§ PROBLEM STATEMENT
Below is the data. Give it again, complete and exact.
┄┄┄┄┄┄┄┄┄┄
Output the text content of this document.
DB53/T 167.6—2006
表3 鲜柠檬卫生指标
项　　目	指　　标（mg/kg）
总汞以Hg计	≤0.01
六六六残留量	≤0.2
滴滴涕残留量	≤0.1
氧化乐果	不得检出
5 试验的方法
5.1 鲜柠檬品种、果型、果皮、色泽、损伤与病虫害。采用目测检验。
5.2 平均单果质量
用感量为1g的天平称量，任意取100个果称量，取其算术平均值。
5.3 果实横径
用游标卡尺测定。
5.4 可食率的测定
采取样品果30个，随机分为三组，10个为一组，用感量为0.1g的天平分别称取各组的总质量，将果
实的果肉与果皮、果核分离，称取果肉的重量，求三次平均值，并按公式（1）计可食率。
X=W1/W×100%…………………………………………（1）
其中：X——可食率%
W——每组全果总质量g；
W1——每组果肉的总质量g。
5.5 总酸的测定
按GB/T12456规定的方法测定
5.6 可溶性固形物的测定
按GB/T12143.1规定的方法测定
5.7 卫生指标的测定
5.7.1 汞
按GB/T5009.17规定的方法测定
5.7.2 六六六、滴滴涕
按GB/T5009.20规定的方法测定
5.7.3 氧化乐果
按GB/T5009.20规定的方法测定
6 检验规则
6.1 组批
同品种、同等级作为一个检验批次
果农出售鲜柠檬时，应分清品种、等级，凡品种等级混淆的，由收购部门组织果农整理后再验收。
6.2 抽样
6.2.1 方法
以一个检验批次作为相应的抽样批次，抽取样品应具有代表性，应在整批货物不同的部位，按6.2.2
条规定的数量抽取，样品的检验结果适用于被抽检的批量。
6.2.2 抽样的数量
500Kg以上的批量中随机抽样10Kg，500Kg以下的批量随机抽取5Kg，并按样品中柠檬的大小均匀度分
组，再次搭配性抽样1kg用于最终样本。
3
┄┄┄┄┄┄┄┄┄┄
§ EXPECTED OUTPUT
Output the text content of this document.
DB53/T 167.6—2006
表3 鲜柠檬卫生指标
项　　目	指　　标（mg/kg）
总汞以Hg计	≤0.01
六六六残留量	≤0.2
滴滴涕残留量	≤0.1
氧化乐果	不得检出
5 试验的方法
5.1 鲜柠檬品种、果型、果皮、色泽、损伤与病虫害。采用目测检验。
5.2 平均单果质量
用感量为1g的天平称量，任意取100个果称量，取其算术平均值。
5.3 果实横径
用游标卡尺测定。
5.4 可食率的测定
采取样品果30个，随机分为三组，10个为一组，用感量为0.1g的天平分别称取各组的总质量，将果
实的果肉与果皮、果核分离，称取果肉的重量，求三次平均值，并按公式（1）计可食率。
X=W1/W×100%…………………………………………（1）
其中：X——可食率%
W——每组全果总质量g；
W1——每组果肉的总质量g。
5.5 总酸的测定
按GB/T12456规定的方法测定
5.6 可溶性固形物的测定
按GB/T12143.1规定的方法测定
5.7 卫生指标的测定
5.7.1 汞
按GB/T5009.17规定的方法测定
5.7.2 六六六、滴滴涕
按GB/T5009.20规定的方法测定
5.7.3 氧化乐果
按GB/T5009.20规定的方法测定
6 检验规则
6.1 组批
同品种、同等级作为一个检验批次
果农出售鲜柠檬时，应分清品种、等级，凡品种等级混淆的，由收购部门组织果农整理后再验收。
6.2 抽样
6.2.1 方法
以一个检验批次作为相应的抽样批次，抽取样品应具有代表性，应在整批货物不同的部位，按6.2.2
条规定的数量抽取，样品的检验结果适用于被抽检的批量。
6.2.2 抽样的数量
500Kg以上的批量中随机抽样10Kg，500Kg以下的批量随机抽取5Kg，并按样品中柠檬的大小均匀度分
组，再次搭配性抽样1kg用于最终样本。
3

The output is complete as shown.